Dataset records
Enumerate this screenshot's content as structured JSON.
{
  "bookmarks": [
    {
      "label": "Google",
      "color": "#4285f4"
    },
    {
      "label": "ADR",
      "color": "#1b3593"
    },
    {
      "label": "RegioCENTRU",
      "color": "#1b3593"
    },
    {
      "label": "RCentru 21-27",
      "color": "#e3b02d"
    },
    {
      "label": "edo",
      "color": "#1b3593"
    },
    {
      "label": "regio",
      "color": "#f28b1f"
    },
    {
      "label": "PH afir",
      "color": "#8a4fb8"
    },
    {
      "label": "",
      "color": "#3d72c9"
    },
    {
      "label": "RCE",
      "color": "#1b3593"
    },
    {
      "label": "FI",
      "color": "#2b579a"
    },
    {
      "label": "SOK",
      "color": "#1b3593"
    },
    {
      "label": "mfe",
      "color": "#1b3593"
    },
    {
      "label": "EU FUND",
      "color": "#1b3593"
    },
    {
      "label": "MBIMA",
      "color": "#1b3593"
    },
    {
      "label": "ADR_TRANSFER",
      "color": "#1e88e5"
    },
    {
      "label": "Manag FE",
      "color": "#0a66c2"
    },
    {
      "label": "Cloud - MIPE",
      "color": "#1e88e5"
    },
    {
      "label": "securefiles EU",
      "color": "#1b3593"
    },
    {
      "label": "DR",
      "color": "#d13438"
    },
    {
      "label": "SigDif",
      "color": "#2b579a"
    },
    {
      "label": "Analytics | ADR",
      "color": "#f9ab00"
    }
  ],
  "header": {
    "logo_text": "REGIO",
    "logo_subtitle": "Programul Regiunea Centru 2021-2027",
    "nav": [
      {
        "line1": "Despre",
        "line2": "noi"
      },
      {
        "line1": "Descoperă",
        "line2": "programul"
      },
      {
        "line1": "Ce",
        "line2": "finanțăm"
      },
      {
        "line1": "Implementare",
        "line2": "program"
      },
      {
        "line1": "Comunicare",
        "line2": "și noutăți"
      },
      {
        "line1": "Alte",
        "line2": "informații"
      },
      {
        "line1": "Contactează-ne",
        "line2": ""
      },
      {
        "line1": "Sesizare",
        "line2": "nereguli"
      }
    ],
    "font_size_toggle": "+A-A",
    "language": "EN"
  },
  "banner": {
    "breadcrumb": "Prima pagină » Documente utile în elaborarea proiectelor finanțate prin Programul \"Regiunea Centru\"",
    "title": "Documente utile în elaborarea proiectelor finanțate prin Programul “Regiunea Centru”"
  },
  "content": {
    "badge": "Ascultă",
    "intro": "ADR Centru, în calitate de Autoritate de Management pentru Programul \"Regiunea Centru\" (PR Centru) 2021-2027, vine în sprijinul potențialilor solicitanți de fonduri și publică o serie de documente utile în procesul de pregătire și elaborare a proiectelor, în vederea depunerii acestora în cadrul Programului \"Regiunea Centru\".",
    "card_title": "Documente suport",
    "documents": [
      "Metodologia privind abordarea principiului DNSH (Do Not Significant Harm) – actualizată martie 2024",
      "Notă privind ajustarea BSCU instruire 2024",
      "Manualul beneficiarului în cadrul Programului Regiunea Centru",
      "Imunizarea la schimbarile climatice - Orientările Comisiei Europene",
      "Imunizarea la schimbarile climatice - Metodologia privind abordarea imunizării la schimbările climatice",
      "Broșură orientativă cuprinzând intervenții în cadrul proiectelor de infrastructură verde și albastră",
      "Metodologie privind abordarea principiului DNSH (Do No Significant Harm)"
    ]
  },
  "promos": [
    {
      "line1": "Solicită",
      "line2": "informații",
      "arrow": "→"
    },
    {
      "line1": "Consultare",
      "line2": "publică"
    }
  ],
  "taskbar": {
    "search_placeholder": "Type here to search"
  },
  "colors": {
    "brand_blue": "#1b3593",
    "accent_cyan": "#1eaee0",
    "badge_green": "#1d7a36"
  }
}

**Requirement**
Give only the number of lines in the records that include the word "Imunizarea".

**Task result**
2